EXERCISE DIRECTIONS |
Collect each line holding the string "EasyPay".

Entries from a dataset
^^^^
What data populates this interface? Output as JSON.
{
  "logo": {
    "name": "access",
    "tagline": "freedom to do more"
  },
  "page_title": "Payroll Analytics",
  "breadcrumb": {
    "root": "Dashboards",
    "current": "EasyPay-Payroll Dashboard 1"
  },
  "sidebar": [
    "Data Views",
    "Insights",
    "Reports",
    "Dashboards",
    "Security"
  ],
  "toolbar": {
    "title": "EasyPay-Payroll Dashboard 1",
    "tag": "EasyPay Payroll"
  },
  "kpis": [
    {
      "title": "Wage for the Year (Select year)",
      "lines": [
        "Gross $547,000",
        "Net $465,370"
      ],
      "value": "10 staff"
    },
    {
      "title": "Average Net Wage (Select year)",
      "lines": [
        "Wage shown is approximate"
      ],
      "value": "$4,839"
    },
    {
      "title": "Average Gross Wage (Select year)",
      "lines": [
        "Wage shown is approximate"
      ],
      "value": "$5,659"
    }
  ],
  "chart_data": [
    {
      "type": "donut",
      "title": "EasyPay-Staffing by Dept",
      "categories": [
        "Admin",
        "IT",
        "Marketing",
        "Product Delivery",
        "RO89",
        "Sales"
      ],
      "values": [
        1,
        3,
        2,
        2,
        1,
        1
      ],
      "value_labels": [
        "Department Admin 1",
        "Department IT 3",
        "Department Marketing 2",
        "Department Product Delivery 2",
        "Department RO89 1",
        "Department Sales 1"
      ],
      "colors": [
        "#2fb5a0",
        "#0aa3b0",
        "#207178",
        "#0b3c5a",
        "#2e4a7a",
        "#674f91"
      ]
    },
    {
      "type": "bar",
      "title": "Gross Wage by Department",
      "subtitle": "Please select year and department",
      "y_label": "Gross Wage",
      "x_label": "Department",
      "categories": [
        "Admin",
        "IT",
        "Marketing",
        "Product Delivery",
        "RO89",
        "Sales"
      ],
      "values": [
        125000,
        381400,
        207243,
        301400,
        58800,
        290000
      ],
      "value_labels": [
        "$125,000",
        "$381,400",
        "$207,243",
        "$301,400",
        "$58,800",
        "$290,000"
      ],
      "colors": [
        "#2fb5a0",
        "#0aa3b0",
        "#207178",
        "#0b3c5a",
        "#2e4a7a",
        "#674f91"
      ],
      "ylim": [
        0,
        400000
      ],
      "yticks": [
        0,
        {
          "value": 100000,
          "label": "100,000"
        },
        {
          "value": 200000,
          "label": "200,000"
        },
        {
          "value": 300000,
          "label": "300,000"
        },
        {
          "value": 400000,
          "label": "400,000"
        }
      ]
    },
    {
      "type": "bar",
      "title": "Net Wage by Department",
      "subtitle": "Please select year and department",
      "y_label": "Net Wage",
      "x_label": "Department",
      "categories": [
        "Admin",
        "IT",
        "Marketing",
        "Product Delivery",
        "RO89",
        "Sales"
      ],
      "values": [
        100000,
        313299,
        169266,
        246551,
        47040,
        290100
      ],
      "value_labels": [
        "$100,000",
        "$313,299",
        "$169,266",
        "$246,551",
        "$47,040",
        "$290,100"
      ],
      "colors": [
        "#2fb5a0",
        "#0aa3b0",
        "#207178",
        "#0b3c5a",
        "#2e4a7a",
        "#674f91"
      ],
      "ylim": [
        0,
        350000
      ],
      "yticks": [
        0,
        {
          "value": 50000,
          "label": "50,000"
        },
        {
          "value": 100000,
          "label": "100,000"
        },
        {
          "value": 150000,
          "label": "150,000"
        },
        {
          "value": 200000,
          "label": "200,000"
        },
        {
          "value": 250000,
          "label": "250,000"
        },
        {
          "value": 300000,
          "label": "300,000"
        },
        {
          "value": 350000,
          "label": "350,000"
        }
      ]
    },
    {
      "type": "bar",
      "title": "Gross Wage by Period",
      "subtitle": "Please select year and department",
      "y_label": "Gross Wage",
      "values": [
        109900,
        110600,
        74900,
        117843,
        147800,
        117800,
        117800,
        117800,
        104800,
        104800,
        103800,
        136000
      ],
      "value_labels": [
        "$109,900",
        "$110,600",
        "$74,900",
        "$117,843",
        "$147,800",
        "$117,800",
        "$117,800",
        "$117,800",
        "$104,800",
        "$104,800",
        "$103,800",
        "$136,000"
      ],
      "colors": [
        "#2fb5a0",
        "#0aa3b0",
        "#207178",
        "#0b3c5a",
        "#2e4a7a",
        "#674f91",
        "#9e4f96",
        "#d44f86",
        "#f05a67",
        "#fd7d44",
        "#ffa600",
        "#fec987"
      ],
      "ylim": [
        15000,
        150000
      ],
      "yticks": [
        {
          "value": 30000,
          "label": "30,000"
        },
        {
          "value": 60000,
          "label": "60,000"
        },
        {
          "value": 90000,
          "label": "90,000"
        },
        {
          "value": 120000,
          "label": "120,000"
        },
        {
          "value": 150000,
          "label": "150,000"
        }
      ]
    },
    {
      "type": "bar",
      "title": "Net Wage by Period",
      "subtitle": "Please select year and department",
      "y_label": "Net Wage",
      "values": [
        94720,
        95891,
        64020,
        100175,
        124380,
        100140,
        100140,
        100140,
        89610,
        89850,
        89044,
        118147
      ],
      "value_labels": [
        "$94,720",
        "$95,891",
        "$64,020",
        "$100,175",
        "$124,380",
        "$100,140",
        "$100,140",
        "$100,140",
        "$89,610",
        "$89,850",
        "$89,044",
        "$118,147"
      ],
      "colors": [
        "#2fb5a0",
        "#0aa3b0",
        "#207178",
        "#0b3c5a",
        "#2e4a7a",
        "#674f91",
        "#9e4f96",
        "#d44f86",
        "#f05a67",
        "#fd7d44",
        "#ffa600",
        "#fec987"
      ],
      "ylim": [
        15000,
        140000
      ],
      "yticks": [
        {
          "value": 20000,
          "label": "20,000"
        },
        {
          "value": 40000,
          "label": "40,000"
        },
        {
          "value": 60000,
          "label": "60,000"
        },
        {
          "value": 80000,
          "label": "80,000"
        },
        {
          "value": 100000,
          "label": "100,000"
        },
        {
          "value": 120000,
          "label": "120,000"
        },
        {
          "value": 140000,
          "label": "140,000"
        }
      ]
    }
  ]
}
^^^^
FULL RESPONSE |
    "current": "EasyPay-Payroll Dashboard 1"
    "title": "EasyPay-Payroll Dashboard 1",
    "tag": "EasyPay Payroll"
      "title": "EasyPay-Staffing by Dept",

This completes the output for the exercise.